# Request:
Gather, from the data below, each line in which the word "disconnecting" occurs.

# Information shown:
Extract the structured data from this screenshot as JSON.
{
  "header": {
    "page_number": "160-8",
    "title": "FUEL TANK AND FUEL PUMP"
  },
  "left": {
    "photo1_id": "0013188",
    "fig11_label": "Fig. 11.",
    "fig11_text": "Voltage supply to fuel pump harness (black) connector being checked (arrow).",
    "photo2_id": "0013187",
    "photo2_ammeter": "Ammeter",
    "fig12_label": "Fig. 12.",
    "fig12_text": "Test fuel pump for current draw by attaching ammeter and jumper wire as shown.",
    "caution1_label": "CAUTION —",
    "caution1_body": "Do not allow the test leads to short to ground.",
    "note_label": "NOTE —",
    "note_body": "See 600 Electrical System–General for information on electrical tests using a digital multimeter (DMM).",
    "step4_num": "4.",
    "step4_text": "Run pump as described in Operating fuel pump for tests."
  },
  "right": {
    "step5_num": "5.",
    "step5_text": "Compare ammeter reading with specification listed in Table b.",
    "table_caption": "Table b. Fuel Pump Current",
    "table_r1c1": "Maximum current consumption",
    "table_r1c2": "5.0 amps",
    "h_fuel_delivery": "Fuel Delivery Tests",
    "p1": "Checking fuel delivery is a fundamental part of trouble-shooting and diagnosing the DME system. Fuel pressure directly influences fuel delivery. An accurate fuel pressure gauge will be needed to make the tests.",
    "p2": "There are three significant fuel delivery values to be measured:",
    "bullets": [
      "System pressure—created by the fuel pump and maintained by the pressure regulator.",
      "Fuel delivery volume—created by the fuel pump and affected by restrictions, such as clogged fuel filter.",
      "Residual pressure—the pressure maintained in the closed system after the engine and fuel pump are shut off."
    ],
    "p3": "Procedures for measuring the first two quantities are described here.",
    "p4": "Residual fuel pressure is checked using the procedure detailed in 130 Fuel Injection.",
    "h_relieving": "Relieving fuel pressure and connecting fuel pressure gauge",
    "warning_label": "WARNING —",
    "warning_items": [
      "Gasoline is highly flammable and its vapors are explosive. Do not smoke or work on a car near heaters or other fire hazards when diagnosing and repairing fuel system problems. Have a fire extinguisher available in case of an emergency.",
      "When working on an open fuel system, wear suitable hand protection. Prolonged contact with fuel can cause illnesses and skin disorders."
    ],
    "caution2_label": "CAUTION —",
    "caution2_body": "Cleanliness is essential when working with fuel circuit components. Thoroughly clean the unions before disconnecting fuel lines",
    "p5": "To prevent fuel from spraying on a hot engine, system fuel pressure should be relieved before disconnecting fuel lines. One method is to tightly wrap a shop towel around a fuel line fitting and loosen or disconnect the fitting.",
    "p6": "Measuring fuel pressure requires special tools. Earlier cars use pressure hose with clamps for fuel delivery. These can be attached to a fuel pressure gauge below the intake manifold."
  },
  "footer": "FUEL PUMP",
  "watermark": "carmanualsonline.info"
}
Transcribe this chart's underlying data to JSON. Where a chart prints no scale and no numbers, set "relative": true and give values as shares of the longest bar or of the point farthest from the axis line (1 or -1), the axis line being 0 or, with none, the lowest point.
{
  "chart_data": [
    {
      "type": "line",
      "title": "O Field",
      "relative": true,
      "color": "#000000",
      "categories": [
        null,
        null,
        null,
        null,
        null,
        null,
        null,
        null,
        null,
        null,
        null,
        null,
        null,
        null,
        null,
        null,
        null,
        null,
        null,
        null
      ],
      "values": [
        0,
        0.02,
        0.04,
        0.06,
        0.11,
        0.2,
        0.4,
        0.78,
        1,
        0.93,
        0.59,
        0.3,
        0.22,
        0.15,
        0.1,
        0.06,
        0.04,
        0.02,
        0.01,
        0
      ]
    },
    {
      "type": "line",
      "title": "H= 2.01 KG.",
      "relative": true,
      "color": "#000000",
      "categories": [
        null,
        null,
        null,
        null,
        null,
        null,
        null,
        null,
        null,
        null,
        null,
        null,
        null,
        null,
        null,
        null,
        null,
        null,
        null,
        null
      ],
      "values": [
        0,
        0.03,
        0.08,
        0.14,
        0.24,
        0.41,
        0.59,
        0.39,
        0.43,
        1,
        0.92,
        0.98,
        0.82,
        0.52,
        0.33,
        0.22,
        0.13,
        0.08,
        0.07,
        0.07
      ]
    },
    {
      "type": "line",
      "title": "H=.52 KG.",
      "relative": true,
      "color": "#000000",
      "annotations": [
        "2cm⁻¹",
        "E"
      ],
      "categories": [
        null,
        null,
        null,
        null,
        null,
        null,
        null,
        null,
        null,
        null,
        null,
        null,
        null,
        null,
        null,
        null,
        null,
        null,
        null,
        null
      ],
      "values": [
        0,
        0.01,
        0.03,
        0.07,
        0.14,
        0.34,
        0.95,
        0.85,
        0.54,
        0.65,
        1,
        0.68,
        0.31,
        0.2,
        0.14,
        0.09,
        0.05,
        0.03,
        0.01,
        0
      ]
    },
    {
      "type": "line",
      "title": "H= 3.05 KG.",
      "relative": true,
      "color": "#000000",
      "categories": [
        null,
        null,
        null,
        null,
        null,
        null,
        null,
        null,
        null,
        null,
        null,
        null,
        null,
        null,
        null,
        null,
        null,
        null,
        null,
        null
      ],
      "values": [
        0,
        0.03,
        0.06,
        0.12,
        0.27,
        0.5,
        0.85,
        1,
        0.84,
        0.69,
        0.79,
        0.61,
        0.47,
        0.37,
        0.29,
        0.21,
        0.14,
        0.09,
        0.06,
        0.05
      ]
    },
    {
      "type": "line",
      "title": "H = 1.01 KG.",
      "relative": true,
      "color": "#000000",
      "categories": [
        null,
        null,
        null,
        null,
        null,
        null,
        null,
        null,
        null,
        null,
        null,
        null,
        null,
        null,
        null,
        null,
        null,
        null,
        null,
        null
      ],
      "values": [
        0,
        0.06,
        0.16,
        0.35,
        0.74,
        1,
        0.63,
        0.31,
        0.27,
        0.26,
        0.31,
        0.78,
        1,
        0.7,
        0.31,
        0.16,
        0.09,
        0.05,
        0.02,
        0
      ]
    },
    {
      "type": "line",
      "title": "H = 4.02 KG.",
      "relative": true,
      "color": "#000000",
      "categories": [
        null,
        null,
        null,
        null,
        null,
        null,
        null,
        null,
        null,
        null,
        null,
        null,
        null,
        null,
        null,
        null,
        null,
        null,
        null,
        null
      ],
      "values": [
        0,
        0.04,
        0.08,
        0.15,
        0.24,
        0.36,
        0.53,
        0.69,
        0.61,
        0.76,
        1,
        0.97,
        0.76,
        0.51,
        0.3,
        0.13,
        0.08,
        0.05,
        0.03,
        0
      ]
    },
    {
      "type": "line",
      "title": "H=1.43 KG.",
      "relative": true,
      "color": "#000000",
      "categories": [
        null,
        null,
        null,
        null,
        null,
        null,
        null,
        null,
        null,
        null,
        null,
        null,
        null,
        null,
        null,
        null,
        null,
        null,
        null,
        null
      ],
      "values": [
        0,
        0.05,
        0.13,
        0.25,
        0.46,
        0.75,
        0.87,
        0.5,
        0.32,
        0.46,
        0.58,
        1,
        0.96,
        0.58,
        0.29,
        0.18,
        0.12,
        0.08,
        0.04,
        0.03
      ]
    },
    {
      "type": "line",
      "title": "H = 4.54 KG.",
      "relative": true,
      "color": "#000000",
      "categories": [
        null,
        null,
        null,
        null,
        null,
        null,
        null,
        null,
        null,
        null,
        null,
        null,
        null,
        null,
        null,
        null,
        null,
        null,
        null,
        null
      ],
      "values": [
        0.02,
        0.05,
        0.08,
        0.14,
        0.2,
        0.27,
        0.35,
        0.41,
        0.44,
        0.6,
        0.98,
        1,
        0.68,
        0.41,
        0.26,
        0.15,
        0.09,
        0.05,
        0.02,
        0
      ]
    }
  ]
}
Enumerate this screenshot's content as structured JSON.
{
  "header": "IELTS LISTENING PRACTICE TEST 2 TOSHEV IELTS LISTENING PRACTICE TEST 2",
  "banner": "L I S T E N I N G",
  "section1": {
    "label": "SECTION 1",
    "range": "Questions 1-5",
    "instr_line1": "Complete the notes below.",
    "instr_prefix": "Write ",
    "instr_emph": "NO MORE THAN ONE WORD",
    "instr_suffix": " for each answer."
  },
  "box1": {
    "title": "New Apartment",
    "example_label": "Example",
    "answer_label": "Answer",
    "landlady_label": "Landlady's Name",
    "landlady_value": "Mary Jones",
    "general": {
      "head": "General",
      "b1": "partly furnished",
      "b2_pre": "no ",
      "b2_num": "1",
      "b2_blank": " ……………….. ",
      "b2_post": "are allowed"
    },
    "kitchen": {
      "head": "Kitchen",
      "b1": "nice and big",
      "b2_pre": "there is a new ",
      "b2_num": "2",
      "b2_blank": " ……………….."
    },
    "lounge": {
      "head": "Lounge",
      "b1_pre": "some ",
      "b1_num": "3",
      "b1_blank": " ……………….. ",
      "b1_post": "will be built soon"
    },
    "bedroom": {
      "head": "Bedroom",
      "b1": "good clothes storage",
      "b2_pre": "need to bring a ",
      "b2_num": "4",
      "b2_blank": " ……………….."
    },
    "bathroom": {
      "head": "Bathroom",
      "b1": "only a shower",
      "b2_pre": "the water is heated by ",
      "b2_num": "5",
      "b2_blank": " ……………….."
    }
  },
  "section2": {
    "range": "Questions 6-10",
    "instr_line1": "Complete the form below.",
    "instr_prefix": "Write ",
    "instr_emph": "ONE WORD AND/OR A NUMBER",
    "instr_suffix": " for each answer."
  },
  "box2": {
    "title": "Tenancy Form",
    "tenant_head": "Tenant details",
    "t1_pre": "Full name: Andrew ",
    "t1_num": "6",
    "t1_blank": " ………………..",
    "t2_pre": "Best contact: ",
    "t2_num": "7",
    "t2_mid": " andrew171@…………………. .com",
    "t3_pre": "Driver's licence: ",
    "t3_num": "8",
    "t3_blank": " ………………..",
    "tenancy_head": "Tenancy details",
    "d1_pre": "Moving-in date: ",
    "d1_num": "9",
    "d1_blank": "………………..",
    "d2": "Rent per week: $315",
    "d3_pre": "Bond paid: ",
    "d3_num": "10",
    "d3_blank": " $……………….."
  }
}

# Exercise solution:
    "caution2_body": "Cleanliness is essential when working with fuel circuit components. Thoroughly clean the unions before disconnecting fuel lines",
    "p5": "To prevent fuel from spraying on a hot engine, system fuel pressure should be relieved before disconnecting fuel lines. One method is to tightly wrap a shop towel around a fuel line fitting and loosen or disconnect the fitting.",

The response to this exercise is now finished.